__WORK TO BE COMPLETED__.
Go through the material and copy each line that includes "days".

__AVAILABLE DATA__.
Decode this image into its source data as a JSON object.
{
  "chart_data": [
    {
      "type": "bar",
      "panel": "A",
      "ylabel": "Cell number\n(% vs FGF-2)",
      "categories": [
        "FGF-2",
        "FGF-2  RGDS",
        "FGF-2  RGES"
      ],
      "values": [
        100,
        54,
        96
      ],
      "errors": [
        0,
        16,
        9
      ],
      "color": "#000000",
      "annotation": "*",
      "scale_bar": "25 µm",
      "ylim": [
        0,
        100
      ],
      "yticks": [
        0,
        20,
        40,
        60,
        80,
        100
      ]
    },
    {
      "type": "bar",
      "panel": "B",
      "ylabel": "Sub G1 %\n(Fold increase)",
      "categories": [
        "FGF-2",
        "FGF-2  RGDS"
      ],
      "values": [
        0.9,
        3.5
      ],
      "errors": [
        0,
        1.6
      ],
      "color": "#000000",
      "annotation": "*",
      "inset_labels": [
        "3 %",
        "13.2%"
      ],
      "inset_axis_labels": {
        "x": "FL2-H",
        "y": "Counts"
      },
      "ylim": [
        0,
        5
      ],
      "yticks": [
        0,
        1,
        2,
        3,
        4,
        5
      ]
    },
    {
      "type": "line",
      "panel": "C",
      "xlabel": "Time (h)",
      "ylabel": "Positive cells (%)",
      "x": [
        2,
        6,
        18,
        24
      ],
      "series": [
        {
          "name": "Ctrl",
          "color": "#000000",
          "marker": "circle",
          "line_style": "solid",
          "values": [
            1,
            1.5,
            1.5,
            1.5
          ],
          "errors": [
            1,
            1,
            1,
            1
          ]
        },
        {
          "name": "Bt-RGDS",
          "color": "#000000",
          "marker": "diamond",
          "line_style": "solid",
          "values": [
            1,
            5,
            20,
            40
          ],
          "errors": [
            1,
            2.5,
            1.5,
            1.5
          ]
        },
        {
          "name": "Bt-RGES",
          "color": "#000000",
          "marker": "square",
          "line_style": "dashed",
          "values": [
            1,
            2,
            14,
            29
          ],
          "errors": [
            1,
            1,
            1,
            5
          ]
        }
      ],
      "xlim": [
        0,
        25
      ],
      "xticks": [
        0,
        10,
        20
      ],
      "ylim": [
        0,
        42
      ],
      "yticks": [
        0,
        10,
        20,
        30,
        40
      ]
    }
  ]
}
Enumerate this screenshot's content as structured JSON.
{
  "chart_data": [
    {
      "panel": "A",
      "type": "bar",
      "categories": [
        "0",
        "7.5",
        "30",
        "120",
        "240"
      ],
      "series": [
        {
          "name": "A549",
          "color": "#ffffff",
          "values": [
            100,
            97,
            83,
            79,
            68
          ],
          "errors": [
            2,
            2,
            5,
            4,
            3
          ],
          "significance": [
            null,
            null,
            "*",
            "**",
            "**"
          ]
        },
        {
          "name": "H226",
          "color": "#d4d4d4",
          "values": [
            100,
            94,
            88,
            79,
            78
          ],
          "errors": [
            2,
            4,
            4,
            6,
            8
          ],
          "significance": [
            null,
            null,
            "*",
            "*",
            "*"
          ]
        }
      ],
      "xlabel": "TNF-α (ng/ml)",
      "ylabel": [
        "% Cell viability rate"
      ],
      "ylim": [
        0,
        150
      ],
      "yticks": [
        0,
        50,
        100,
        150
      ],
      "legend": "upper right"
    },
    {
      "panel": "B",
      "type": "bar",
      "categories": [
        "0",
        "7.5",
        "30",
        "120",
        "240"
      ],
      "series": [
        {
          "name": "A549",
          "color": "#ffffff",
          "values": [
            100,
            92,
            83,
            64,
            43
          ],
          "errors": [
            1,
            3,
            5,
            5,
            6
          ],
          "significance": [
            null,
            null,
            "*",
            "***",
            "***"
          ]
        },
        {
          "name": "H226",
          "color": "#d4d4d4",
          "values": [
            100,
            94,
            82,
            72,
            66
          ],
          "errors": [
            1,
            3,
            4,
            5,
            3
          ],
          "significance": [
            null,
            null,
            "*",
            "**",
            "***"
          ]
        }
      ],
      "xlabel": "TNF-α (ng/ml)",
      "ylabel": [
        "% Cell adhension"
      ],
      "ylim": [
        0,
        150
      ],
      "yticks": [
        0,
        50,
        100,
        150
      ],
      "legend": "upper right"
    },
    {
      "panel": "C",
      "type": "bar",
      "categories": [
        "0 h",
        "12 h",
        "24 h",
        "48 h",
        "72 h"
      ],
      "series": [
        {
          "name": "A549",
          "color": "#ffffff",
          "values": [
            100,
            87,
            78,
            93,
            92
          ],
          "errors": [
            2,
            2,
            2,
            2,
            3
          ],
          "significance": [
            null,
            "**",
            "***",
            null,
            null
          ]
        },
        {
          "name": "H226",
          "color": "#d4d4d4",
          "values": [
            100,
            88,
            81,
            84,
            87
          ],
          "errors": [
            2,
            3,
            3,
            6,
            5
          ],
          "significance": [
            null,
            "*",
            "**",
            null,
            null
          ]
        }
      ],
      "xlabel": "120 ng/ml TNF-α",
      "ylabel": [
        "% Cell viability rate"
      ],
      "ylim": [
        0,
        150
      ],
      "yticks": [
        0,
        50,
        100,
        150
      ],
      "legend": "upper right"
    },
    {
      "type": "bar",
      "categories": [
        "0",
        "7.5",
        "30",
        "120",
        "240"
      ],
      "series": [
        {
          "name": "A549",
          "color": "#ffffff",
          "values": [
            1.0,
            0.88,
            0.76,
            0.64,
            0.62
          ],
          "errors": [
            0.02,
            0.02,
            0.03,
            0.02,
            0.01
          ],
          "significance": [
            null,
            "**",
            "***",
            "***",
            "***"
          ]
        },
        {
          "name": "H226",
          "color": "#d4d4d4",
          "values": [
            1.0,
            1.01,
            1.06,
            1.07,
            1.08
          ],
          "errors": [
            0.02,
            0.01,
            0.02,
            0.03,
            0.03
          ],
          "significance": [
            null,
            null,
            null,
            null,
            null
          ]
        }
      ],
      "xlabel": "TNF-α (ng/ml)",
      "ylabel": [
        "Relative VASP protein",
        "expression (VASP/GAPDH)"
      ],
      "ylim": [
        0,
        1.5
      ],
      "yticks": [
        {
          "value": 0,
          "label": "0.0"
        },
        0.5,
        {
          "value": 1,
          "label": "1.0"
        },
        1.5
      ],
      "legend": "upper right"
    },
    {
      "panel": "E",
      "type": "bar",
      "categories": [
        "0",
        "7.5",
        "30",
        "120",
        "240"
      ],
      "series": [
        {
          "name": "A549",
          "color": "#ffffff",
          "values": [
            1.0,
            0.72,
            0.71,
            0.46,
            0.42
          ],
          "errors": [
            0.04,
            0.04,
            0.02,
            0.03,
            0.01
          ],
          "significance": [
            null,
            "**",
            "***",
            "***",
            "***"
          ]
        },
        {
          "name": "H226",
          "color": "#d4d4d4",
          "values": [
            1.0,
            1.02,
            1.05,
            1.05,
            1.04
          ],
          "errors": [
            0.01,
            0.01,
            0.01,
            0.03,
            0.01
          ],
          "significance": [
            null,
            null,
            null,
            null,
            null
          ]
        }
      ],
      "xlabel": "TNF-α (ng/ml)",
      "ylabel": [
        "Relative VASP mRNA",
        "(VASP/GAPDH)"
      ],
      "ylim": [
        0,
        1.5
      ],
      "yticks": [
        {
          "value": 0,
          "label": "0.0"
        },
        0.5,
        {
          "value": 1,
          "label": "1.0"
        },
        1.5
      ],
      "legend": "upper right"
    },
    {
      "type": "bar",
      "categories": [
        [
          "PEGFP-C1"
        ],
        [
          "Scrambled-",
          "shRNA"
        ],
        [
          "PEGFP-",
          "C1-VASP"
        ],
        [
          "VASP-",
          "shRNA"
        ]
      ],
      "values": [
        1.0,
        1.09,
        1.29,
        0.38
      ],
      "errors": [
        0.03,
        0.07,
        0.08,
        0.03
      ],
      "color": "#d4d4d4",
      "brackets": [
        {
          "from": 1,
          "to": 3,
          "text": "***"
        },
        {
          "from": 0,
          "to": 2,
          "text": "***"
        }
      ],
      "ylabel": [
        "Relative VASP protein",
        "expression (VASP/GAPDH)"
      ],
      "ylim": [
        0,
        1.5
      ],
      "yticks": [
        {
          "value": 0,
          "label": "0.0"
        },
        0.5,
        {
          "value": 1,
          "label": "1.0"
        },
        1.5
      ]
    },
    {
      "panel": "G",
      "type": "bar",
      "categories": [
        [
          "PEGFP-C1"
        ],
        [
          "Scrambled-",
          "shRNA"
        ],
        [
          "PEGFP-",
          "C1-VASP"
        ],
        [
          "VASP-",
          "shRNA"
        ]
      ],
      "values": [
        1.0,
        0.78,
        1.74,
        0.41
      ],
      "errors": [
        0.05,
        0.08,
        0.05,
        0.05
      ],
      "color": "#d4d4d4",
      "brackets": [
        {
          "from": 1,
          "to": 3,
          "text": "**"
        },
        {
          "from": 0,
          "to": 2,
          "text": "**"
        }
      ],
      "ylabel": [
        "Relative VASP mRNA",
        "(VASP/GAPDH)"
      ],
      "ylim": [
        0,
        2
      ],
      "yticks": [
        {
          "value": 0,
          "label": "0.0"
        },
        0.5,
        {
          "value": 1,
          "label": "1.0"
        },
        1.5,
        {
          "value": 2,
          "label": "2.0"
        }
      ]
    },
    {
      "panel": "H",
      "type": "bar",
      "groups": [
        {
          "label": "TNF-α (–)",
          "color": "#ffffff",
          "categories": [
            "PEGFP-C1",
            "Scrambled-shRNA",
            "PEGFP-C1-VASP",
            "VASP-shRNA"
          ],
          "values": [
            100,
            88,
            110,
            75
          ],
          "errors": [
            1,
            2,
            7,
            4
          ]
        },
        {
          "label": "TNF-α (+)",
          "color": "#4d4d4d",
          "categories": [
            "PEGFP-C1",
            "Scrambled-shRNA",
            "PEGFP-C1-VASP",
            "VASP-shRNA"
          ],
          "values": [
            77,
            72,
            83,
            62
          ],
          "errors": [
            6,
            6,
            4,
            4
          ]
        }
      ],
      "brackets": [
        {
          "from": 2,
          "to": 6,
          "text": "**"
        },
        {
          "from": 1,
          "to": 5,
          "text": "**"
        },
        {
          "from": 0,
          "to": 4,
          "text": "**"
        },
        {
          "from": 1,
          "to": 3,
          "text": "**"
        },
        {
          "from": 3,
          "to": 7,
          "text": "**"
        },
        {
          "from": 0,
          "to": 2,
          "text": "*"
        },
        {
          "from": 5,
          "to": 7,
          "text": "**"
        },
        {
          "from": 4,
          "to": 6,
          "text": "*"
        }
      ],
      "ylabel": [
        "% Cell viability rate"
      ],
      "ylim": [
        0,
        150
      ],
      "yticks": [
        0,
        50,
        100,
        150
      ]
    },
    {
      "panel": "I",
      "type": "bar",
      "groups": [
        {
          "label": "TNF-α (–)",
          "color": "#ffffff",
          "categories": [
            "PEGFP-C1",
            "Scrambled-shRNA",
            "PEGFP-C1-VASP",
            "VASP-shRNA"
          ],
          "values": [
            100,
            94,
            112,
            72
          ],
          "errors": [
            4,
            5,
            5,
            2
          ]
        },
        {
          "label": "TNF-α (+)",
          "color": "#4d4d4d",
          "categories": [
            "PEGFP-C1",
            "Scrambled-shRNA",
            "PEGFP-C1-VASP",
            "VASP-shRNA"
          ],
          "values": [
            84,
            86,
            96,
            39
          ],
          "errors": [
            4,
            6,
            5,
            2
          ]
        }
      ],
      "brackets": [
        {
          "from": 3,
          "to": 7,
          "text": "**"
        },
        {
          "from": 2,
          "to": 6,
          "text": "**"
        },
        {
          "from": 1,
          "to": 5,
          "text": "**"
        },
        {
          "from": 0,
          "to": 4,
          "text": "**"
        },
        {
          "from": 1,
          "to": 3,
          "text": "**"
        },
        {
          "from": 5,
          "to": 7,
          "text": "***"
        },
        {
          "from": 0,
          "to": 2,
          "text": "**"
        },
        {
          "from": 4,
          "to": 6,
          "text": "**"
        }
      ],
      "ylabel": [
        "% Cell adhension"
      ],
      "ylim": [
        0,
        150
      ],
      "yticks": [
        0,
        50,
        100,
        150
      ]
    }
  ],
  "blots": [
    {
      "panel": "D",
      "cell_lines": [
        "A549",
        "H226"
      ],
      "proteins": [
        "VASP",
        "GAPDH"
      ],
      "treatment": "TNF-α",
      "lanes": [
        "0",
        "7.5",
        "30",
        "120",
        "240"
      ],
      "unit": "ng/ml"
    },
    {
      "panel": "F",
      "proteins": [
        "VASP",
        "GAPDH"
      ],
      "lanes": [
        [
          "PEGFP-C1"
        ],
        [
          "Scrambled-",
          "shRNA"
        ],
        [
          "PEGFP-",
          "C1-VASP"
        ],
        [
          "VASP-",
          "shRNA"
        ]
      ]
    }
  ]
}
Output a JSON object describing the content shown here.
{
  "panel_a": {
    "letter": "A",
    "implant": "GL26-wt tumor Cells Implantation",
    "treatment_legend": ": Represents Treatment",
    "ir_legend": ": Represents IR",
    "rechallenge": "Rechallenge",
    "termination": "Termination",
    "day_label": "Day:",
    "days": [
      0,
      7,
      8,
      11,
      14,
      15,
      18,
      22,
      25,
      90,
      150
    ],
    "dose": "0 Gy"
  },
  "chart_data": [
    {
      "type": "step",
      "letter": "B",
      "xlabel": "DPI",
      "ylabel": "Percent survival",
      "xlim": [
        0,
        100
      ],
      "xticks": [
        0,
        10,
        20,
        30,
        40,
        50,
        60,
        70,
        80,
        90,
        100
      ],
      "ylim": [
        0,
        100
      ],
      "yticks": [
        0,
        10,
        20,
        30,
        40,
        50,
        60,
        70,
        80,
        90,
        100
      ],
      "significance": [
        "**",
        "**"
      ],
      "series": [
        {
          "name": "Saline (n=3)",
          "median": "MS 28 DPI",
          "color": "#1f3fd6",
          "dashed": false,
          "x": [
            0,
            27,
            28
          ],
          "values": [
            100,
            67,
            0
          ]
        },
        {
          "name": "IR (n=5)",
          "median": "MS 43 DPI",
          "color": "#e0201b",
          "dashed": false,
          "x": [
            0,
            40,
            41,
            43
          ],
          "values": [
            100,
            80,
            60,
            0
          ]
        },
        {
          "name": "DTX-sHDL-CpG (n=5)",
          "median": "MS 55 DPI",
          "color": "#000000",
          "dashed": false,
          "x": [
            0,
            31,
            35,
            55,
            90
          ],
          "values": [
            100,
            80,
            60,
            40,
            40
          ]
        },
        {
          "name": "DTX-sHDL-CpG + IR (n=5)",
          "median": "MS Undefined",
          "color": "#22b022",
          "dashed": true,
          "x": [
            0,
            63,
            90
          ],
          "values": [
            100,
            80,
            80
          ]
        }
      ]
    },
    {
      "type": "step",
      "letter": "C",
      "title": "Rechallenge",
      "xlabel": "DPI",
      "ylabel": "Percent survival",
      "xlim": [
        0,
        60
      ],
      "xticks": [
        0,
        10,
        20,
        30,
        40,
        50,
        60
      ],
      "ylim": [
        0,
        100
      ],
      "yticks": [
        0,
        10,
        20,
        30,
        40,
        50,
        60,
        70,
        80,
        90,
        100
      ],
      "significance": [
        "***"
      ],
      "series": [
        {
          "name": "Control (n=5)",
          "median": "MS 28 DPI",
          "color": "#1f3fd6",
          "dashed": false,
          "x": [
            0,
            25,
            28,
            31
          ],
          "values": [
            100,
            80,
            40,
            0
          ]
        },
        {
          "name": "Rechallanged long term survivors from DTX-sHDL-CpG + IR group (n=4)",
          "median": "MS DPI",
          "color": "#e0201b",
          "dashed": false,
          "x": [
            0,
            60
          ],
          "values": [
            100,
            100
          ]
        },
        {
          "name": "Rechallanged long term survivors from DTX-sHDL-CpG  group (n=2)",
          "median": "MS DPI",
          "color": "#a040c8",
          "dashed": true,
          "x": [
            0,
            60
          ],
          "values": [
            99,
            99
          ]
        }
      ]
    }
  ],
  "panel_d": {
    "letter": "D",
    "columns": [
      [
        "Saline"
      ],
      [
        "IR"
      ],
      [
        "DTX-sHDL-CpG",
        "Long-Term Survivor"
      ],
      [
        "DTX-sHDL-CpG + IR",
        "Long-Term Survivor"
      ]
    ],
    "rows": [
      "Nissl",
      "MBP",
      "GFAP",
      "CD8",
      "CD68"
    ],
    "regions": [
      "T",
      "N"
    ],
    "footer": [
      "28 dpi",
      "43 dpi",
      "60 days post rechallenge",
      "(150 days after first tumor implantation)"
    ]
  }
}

__SOLUTION FOR THIS EXERCISE__.
    "days": [
      "60 days post rechallenge",
      "(150 days after first tumor implantation)"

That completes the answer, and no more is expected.